### Given exercise:
Starting at the line that contains "Extract all the data from this chart as JSON.", quote every line through the end of the entries, word for word, skipping the pictures.

## START Given records

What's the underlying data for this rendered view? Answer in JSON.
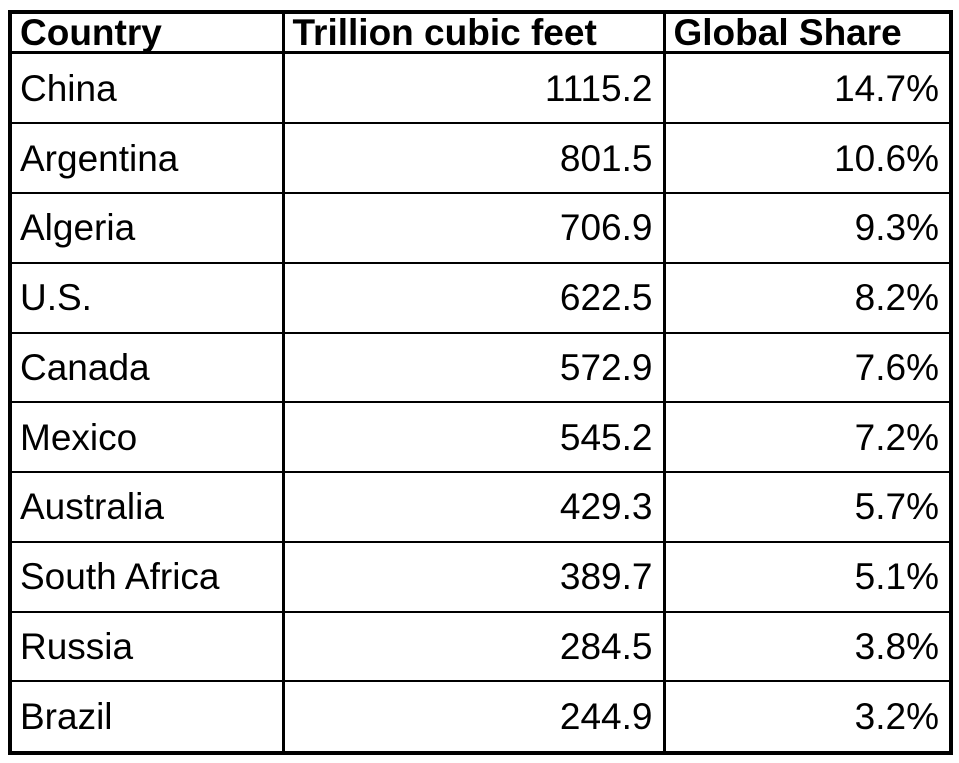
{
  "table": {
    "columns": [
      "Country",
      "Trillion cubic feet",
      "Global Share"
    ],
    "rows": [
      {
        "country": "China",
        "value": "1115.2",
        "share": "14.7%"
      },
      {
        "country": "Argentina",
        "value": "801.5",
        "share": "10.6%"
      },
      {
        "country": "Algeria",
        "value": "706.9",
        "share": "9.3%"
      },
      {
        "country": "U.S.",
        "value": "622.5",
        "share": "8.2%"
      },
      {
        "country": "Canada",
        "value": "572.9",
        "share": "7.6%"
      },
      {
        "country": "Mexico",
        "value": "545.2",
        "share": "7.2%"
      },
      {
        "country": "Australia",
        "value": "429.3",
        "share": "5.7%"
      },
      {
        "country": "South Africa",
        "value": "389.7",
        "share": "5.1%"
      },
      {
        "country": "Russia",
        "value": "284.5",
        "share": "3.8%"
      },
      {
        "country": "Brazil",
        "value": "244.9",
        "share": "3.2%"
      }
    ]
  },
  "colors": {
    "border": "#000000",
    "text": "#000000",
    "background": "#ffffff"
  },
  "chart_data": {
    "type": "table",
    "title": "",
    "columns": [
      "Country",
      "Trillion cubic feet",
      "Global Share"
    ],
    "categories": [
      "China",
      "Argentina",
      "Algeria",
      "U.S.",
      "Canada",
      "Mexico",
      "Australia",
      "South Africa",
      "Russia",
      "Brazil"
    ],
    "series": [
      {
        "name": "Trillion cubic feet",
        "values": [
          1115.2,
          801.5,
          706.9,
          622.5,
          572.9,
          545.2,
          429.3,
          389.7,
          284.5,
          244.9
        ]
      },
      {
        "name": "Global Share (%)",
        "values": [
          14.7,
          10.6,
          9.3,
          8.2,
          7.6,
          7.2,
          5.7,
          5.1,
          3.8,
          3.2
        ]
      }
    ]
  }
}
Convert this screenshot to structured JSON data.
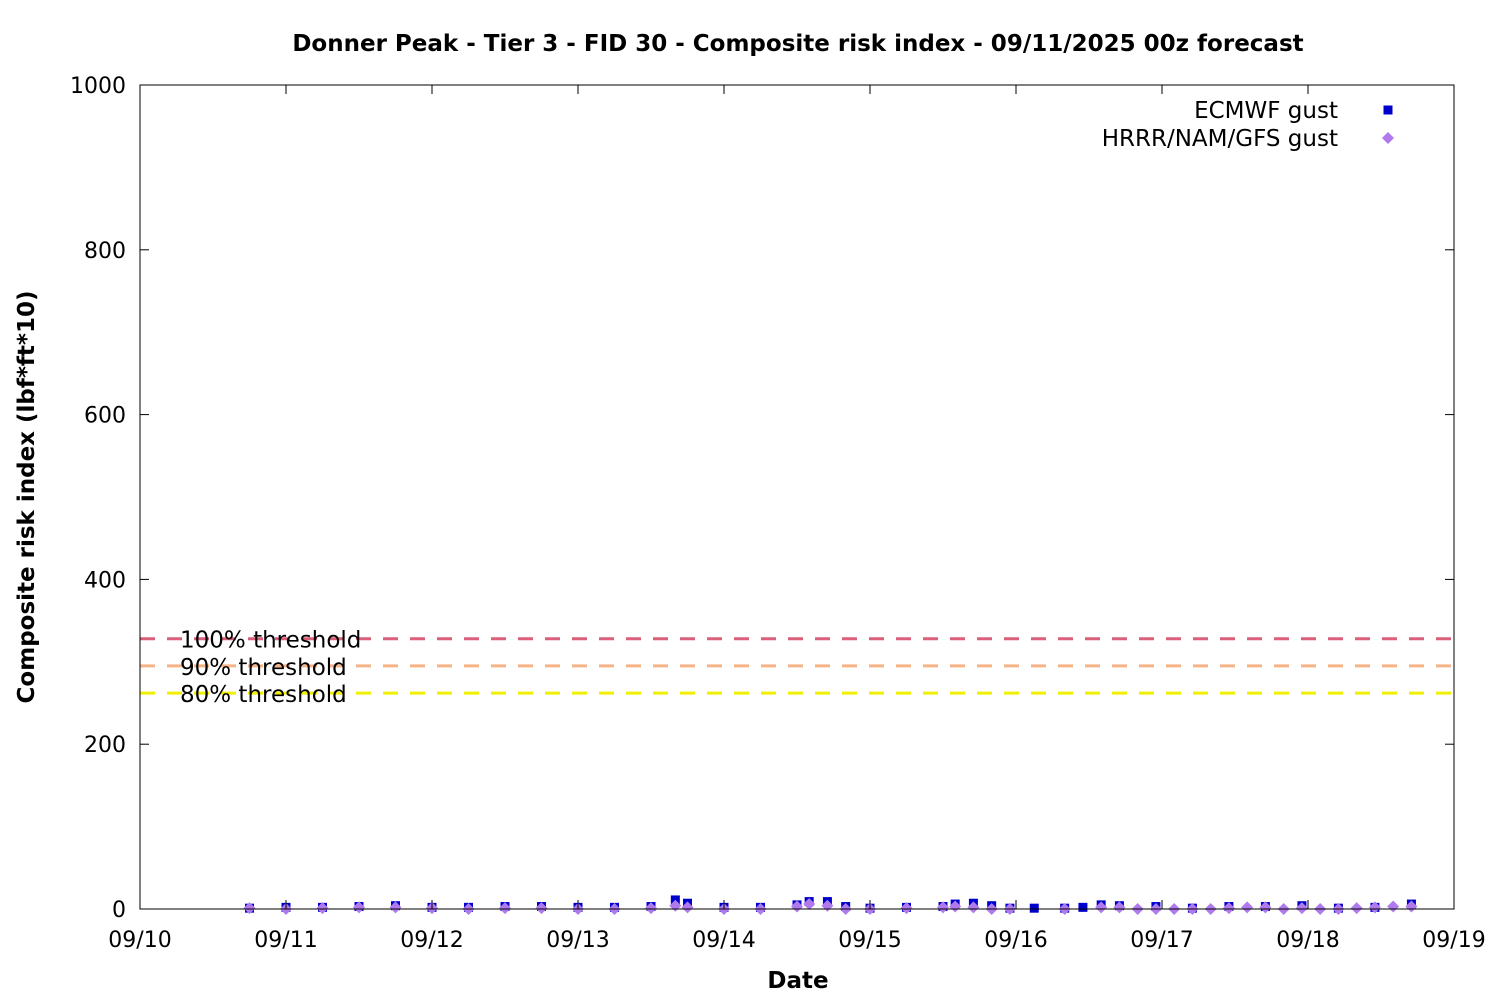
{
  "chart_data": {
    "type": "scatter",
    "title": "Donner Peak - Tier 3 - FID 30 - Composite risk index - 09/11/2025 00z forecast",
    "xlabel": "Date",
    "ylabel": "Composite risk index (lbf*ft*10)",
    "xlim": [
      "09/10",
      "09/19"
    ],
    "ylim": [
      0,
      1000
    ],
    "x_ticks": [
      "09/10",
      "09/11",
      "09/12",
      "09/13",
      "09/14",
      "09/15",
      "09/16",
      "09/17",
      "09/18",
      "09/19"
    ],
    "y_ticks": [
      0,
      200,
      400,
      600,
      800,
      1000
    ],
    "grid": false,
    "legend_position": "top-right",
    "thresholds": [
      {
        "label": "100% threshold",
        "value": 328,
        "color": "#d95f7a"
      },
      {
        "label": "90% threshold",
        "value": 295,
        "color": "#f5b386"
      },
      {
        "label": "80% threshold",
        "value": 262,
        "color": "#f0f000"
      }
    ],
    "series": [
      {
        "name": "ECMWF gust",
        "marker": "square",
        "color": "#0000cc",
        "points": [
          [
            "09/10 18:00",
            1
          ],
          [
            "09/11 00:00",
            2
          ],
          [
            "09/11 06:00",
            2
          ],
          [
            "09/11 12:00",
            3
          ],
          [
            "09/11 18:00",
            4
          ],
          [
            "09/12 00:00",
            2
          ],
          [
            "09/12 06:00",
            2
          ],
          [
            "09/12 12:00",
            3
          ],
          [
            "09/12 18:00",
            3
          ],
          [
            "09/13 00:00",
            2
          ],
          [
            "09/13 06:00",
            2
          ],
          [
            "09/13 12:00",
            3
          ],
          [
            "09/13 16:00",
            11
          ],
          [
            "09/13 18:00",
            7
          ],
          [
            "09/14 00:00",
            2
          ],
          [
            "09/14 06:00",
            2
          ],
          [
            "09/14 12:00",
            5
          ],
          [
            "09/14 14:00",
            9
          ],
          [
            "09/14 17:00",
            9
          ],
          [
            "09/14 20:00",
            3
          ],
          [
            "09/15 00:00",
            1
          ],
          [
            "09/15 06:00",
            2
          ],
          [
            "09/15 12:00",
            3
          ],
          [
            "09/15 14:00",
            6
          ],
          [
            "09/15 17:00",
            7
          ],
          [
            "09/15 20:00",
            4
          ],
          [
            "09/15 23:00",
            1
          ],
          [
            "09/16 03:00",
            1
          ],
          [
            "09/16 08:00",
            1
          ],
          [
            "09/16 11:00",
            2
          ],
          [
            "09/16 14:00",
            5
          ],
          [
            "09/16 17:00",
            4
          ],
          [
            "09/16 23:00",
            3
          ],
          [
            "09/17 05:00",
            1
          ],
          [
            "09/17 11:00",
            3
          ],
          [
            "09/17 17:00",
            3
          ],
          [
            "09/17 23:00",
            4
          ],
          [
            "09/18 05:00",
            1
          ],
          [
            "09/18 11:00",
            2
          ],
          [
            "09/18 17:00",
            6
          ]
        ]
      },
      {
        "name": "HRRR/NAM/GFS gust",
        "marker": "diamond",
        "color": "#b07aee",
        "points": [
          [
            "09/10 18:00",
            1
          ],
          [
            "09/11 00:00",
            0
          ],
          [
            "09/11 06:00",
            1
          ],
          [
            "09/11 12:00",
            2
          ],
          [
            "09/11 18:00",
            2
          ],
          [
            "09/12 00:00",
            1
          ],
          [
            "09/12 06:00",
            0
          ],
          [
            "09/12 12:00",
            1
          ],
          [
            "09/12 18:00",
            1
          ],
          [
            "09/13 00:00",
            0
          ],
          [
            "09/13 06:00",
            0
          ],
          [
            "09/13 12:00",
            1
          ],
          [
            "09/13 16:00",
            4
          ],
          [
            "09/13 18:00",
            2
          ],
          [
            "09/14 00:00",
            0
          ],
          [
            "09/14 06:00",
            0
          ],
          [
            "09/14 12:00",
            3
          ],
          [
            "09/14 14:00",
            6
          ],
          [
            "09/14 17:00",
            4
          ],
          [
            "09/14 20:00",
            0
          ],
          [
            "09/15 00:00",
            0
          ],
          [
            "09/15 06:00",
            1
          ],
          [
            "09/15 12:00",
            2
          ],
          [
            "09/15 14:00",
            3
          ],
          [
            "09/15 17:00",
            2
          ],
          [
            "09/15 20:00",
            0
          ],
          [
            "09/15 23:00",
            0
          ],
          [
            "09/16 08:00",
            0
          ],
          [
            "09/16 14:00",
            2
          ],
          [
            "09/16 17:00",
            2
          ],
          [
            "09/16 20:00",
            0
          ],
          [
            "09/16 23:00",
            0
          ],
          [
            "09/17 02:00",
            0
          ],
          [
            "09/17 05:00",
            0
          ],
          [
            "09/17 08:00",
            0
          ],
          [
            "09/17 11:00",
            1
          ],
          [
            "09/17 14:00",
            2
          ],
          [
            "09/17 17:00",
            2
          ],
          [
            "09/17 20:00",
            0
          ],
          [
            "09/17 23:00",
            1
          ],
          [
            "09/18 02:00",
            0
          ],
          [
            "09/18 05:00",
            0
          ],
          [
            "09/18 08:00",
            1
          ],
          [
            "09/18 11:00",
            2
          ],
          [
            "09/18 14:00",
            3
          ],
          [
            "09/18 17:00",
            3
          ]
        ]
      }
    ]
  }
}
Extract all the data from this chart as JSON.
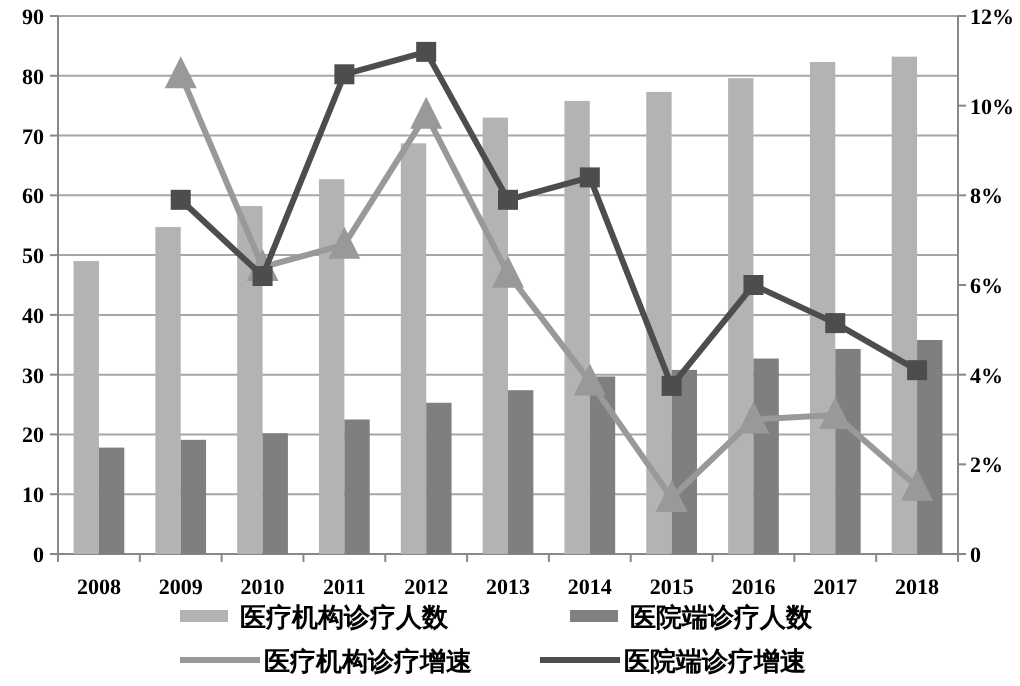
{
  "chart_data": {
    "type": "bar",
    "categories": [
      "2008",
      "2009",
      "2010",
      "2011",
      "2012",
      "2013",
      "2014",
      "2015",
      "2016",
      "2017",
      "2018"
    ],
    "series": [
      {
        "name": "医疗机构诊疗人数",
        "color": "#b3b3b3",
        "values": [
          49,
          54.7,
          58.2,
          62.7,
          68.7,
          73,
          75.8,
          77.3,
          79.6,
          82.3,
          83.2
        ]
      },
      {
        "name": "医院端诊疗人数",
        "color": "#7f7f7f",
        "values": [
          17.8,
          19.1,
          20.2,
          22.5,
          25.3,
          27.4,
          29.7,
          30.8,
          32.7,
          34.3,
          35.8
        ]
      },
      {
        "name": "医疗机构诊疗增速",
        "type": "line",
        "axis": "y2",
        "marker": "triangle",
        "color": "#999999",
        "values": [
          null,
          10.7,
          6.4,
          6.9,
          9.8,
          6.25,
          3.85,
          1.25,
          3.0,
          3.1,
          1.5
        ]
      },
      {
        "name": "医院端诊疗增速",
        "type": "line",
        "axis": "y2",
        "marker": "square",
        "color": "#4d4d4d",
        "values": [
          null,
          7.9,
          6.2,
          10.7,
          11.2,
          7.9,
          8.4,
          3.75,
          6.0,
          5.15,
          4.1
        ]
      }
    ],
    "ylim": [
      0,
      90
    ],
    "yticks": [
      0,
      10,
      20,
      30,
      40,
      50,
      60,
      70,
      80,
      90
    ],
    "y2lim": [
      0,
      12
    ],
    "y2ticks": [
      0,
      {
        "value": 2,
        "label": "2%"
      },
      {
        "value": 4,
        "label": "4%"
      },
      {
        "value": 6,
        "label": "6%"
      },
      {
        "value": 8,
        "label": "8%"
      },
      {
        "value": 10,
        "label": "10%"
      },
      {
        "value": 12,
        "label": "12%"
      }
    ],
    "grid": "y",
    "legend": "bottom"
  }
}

## END Given records

### Exercise response:
Extract all the data from this chart as JSON.
{
  "chart_data": {
    "type": "bar",
    "categories": [
      "2008",
      "2009",
      "2010",
      "2011",
      "2012",
      "2013",
      "2014",
      "2015",
      "2016",
      "2017",
      "2018"
    ],
    "series": [
      {
        "name": "医疗机构诊疗人数",
        "color": "#b3b3b3",
        "values": [
          49,
          54.7,
          58.2,
          62.7,
          68.7,
          73,
          75.8,
          77.3,
          79.6,
          82.3,
          83.2
        ]
      },
      {
        "name": "医院端诊疗人数",
        "color": "#7f7f7f",
        "values": [
          17.8,
          19.1,
          20.2,
          22.5,
          25.3,
          27.4,
          29.7,
          30.8,
          32.7,
          34.3,
          35.8
        ]
      },
      {
        "name": "医疗机构诊疗增速",
        "type": "line",
        "axis": "y2",
        "marker": "triangle",
        "color": "#999999",
        "values": [
          null,
          10.7,
          6.4,
          6.9,
          9.8,
          6.25,
          3.85,
          1.25,
          3.0,
          3.1,
          1.5
        ]
      },
      {
        "name": "医院端诊疗增速",
        "type": "line",
        "axis": "y2",
        "marker": "square",
        "color": "#4d4d4d",
        "values": [
          null,
          7.9,
          6.2,
          10.7,
          11.2,
          7.9,
          8.4,
          3.75,
          6.0,
          5.15,
          4.1
        ]
      }
    ],
    "ylim": [
      0,
      90
    ],
    "yticks": [
      0,
      10,
      20,
      30,
      40,
      50,
      60,
      70,
      80,
      90
    ],
    "y2lim": [
      0,
      12
    ],
    "y2ticks": [
      0,
      {
        "value": 2,
        "label": "2%"
      },
      {
        "value": 4,
        "label": "4%"
      },
      {
        "value": 6,
        "label": "6%"
      },
      {
        "value": 8,
        "label": "8%"
      },
      {
        "value": 10,
        "label": "10%"
      },
      {
        "value": 12,
        "label": "12%"
      }
    ],
    "grid": "y",
    "legend": "bottom"
  }
}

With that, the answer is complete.